DIRECTIONS: Images appear in the records below; leave them out and repeat everything else exactly.

Stored records:
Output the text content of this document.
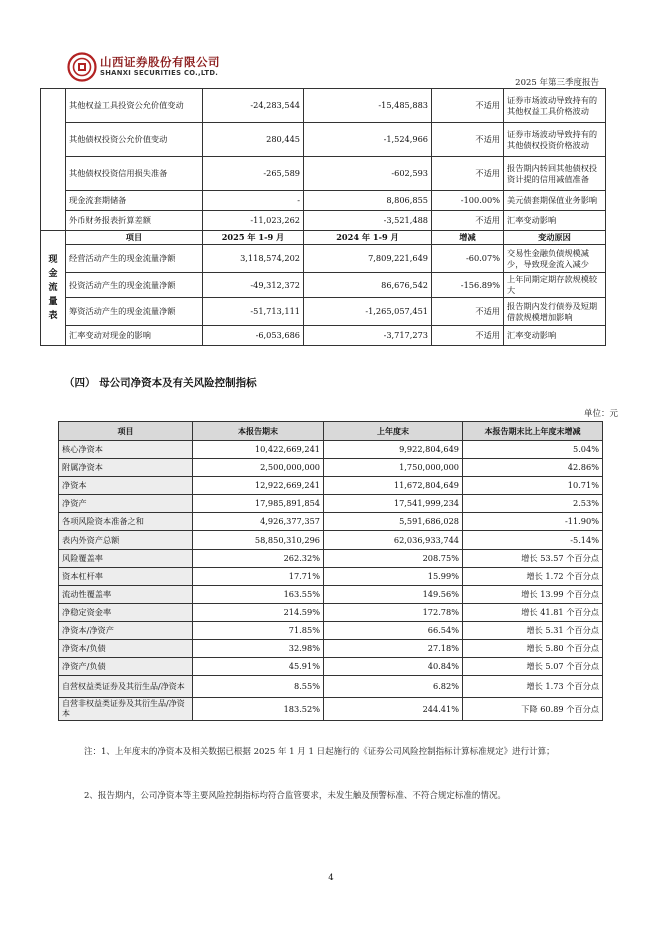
山西证券股份有限公司
SHANXI SECURITIES CO.,LTD.
2025 年第三季度报告
	其他权益工具投资公允价值变动	-24,283,544	-15,485,883	不适用	证券市场波动导致持有的其他权益工具价格波动
	其他债权投资公允价值变动	280,445	-1,524,966	不适用	证券市场波动导致持有的其他债权投资价格波动
	其他债权投资信用损失准备	-265,589	-602,593	不适用	报告期内转回其他债权投资计提的信用减值准备
	现金流套期储备	-	8,806,855	-100.00%	美元债套期保值业务影响
	外币财务报表折算差额	-11,023,262	-3,521,488	不适用	汇率变动影响

现
金
流
量
表	项目	2025 年 1-9 月	2024 年 1-9 月	增减	变动原因
	经营活动产生的现金流量净额	3,118,574,202	7,809,221,649	-60.07%	交易性金融负债规模减少，导致现金流入减少
	投资活动产生的现金流量净额	-49,312,372	86,676,542	-156.89%	上年同期定期存款规模较大
	筹资活动产生的现金流量净额	-51,713,111	-1,265,057,451	不适用	报告期内发行债券及短期借款规模增加影响
	汇率变动对现金的影响	-6,053,686	-3,717,273	不适用	汇率变动影响
（四） 母公司净资本及有关风险控制指标
单位：元
项目	本报告期末	上年度末	本报告期末比上年度末增减
核心净资本	10,422,669,241	9,922,804,649	5.04%
附属净资本	2,500,000,000	1,750,000,000	42.86%
净资本	12,922,669,241	11,672,804,649	10.71%
净资产	17,985,891,854	17,541,999,234	2.53%
各项风险资本准备之和	4,926,377,357	5,591,686,028	-11.90%
表内外资产总额	58,850,310,296	62,036,933,744	-5.14%
风险覆盖率	262.32%	208.75%	增长 53.57 个百分点
资本杠杆率	17.71%	15.99%	增长 1.72 个百分点
流动性覆盖率	163.55%	149.56%	增长 13.99 个百分点
净稳定资金率	214.59%	172.78%	增长 41.81 个百分点
净资本/净资产	71.85%	66.54%	增长 5.31 个百分点
净资本/负债	32.98%	27.18%	增长 5.80 个百分点
净资产/负债	45.91%	40.84%	增长 5.07 个百分点
自营权益类证券及其衍生品/净资本	8.55%	6.82%	增长 1.73 个百分点
自营非权益类证券及其衍生品/净资本	183.52%	244.41%	下降 60.89 个百分点
注：1、上年度末的净资本及相关数据已根据 2025 年 1 月 1 日起施行的《证券公司风险控制指标计算标准规定》进行计算；
2、报告期内，公司净资本等主要风险控制指标均符合监管要求，未发生触及预警标准、不符合规定标准的情况。
4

CORRECT RESPONSE:
Output the text content of this document.
山西证券股份有限公司
SHANXI SECURITIES CO.,LTD.
2025 年第三季度报告
	其他权益工具投资公允价值变动	-24,283,544	-15,485,883	不适用	证券市场波动导致持有的其他权益工具价格波动
	其他债权投资公允价值变动	280,445	-1,524,966	不适用	证券市场波动导致持有的其他债权投资价格波动
	其他债权投资信用损失准备	-265,589	-602,593	不适用	报告期内转回其他债权投资计提的信用减值准备
	现金流套期储备	-	8,806,855	-100.00%	美元债套期保值业务影响
	外币财务报表折算差额	-11,023,262	-3,521,488	不适用	汇率变动影响

现
金
流
量
表	项目	2025 年 1-9 月	2024 年 1-9 月	增减	变动原因
	经营活动产生的现金流量净额	3,118,574,202	7,809,221,649	-60.07%	交易性金融负债规模减少，导致现金流入减少
	投资活动产生的现金流量净额	-49,312,372	86,676,542	-156.89%	上年同期定期存款规模较大
	筹资活动产生的现金流量净额	-51,713,111	-1,265,057,451	不适用	报告期内发行债券及短期借款规模增加影响
	汇率变动对现金的影响	-6,053,686	-3,717,273	不适用	汇率变动影响
（四） 母公司净资本及有关风险控制指标
单位：元
项目	本报告期末	上年度末	本报告期末比上年度末增减
核心净资本	10,422,669,241	9,922,804,649	5.04%
附属净资本	2,500,000,000	1,750,000,000	42.86%
净资本	12,922,669,241	11,672,804,649	10.71%
净资产	17,985,891,854	17,541,999,234	2.53%
各项风险资本准备之和	4,926,377,357	5,591,686,028	-11.90%
表内外资产总额	58,850,310,296	62,036,933,744	-5.14%
风险覆盖率	262.32%	208.75%	增长 53.57 个百分点
资本杠杆率	17.71%	15.99%	增长 1.72 个百分点
流动性覆盖率	163.55%	149.56%	增长 13.99 个百分点
净稳定资金率	214.59%	172.78%	增长 41.81 个百分点
净资本/净资产	71.85%	66.54%	增长 5.31 个百分点
净资本/负债	32.98%	27.18%	增长 5.80 个百分点
净资产/负债	45.91%	40.84%	增长 5.07 个百分点
自营权益类证券及其衍生品/净资本	8.55%	6.82%	增长 1.73 个百分点
自营非权益类证券及其衍生品/净资本	183.52%	244.41%	下降 60.89 个百分点
注：1、上年度末的净资本及相关数据已根据 2025 年 1 月 1 日起施行的《证券公司风险控制指标计算标准规定》进行计算；
2、报告期内，公司净资本等主要风险控制指标均符合监管要求，未发生触及预警标准、不符合规定标准的情况。
4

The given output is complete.